## What you should do
Every entry needs to be printed exactly, please.

## Data supplied
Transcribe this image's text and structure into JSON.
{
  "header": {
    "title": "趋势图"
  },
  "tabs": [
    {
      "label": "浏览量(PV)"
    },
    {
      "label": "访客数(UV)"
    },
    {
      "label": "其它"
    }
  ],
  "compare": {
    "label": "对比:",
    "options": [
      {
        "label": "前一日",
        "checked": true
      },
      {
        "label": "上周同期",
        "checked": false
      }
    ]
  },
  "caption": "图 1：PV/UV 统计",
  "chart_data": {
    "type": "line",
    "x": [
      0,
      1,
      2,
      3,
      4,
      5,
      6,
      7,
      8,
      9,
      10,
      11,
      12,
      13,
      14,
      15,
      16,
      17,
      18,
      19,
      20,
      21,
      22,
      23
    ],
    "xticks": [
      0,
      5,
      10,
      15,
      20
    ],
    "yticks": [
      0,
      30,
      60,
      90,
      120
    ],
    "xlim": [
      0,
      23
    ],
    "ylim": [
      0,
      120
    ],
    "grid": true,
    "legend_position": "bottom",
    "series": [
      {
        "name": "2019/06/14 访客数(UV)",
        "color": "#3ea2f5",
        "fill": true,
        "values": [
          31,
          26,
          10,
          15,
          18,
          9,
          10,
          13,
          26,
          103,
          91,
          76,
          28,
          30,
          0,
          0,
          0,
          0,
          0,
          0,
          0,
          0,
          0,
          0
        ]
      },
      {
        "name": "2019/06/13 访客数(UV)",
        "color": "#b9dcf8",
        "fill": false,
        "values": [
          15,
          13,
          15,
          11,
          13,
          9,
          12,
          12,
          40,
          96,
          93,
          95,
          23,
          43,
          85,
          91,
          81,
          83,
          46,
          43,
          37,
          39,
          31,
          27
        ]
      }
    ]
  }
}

## Written answer
Transcribe this image's text and structure into JSON.
{
  "header": {
    "title": "趋势图"
  },
  "tabs": [
    {
      "label": "浏览量(PV)"
    },
    {
      "label": "访客数(UV)"
    },
    {
      "label": "其它"
    }
  ],
  "compare": {
    "label": "对比:",
    "options": [
      {
        "label": "前一日",
        "checked": true
      },
      {
        "label": "上周同期",
        "checked": false
      }
    ]
  },
  "caption": "图 1：PV/UV 统计",
  "chart_data": {
    "type": "line",
    "x": [
      0,
      1,
      2,
      3,
      4,
      5,
      6,
      7,
      8,
      9,
      10,
      11,
      12,
      13,
      14,
      15,
      16,
      17,
      18,
      19,
      20,
      21,
      22,
      23
    ],
    "xticks": [
      0,
      5,
      10,
      15,
      20
    ],
    "yticks": [
      0,
      30,
      60,
      90,
      120
    ],
    "xlim": [
      0,
      23
    ],
    "ylim": [
      0,
      120
    ],
    "grid": true,
    "legend_position": "bottom",
    "series": [
      {
        "name": "2019/06/14 访客数(UV)",
        "color": "#3ea2f5",
        "fill": true,
        "values": [
          31,
          26,
          10,
          15,
          18,
          9,
          10,
          13,
          26,
          103,
          91,
          76,
          28,
          30,
          0,
          0,
          0,
          0,
          0,
          0,
          0,
          0,
          0,
          0
        ]
      },
      {
        "name": "2019/06/13 访客数(UV)",
        "color": "#b9dcf8",
        "fill": false,
        "values": [
          15,
          13,
          15,
          11,
          13,
          9,
          12,
          12,
          40,
          96,
          93,
          95,
          23,
          43,
          85,
          91,
          81,
          83,
          46,
          43,
          37,
          39,
          31,
          27
        ]
      }
    ]
  }
}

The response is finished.